*Instructions for the task:* Search the records that follow and extract every line containing the string "Prediction".

*Data listing:*

━━━━━━━━━━━━━━━━━━━━

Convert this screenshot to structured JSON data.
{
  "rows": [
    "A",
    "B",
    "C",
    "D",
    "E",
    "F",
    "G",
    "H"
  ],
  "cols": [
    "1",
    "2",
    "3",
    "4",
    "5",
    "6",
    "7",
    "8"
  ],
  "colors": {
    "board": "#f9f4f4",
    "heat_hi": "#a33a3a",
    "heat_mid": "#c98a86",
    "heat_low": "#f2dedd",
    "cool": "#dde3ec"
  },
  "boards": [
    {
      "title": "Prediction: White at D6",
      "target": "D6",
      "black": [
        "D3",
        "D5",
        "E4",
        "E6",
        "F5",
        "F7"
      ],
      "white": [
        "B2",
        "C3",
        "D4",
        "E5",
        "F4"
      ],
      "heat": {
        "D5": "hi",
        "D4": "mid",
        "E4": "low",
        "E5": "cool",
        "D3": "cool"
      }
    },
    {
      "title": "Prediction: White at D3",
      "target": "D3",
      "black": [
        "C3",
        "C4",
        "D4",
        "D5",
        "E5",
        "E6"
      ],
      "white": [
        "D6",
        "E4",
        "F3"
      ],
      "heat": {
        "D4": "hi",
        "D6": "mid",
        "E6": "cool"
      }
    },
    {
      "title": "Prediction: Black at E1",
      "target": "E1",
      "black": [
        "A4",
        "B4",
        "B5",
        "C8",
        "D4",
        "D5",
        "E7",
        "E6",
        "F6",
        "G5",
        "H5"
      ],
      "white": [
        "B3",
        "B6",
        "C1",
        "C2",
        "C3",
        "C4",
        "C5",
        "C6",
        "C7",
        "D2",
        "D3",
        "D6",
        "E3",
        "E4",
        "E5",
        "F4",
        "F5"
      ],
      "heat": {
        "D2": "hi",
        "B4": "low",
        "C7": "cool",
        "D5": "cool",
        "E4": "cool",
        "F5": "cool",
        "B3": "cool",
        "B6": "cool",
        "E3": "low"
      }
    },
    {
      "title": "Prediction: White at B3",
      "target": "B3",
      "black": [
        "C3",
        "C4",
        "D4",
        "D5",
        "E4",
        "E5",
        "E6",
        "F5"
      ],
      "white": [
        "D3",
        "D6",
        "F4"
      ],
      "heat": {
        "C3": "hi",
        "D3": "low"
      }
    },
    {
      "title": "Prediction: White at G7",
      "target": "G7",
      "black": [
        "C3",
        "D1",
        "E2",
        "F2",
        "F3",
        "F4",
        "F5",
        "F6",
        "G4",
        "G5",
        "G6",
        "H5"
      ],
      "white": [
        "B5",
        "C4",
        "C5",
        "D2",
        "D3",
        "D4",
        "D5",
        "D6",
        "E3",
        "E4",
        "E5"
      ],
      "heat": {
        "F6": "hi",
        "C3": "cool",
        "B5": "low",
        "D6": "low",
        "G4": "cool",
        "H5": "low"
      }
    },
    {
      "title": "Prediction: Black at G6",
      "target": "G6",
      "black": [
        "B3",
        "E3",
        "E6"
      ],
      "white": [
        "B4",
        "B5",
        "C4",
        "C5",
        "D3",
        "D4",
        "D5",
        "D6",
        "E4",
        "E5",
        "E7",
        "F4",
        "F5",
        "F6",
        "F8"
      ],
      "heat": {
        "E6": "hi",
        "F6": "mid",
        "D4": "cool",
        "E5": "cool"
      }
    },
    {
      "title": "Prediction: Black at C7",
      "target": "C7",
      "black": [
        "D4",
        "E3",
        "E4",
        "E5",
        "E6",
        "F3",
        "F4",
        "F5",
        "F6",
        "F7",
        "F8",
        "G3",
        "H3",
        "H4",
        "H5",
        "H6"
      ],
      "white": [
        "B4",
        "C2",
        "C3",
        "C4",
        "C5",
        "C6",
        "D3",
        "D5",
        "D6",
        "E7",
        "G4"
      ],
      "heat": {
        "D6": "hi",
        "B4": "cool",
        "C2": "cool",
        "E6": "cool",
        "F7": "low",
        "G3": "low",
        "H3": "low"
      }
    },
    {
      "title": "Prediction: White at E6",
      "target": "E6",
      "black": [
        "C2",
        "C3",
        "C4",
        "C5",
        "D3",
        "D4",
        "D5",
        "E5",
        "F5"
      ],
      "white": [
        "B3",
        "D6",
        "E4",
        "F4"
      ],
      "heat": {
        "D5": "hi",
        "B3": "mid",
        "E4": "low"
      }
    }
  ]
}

━━━━━━━━━━━━━━━━━━━━

*Answer to this task:*
      "title": "Prediction: White at D6",
      "title": "Prediction: White at D3",
      "title": "Prediction: Black at E1",
      "title": "Prediction: White at B3",
      "title": "Prediction: White at G7",
      "title": "Prediction: Black at G6",
      "title": "Prediction: Black at C7",
      "title": "Prediction: White at E6",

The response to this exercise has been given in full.